REQUIRED WORK ::
Go through each line of the records below and count those with the word "мощности". Give only the count.
-=-=-
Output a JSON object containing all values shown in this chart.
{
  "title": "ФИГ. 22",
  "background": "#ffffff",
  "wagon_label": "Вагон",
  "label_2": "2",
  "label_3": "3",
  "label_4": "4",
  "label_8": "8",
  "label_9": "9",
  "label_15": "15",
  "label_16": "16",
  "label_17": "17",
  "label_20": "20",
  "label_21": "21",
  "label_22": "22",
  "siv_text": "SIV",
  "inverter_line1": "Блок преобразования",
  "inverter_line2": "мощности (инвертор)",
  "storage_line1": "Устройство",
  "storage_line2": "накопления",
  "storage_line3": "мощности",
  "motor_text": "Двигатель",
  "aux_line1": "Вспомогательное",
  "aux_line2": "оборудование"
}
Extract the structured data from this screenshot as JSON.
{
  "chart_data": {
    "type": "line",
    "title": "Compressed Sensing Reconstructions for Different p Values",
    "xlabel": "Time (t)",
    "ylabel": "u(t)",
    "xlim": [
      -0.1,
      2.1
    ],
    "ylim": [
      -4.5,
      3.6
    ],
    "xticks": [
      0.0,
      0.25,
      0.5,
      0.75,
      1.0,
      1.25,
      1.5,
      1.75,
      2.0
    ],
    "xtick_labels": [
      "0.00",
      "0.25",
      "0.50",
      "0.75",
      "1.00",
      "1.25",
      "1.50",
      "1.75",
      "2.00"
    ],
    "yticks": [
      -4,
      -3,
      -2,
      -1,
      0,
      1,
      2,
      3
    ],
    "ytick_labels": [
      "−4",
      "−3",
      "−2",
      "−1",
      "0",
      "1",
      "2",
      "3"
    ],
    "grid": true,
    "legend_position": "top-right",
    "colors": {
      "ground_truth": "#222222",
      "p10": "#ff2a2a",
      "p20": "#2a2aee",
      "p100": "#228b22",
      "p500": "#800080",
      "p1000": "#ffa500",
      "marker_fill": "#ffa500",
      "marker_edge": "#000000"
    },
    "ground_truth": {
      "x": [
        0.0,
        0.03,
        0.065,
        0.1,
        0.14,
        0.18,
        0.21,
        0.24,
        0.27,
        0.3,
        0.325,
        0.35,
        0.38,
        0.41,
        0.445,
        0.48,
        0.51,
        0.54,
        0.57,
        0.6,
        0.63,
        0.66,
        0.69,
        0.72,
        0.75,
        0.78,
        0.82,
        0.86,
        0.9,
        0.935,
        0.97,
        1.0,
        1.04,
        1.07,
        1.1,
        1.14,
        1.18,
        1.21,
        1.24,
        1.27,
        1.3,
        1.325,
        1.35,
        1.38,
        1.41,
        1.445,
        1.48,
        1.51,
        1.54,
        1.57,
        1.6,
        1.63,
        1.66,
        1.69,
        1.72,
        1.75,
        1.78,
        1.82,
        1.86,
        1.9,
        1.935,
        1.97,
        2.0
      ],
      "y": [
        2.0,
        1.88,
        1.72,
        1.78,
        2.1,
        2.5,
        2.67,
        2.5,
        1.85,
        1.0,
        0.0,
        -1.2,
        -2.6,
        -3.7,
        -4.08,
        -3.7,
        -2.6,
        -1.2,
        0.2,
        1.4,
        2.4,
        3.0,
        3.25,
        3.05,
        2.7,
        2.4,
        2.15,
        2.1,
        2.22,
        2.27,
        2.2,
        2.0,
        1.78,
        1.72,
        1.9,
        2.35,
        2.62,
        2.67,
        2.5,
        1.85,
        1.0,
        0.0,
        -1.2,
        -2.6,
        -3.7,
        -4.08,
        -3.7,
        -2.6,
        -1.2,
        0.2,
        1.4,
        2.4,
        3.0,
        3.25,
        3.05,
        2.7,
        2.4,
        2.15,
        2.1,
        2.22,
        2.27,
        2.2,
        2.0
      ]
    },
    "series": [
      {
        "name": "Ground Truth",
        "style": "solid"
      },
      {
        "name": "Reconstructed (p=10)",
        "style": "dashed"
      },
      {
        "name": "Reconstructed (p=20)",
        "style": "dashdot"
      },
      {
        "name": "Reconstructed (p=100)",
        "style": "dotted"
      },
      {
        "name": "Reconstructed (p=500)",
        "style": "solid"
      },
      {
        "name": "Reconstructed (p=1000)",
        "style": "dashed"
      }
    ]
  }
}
-=-=-
RESULT ::
2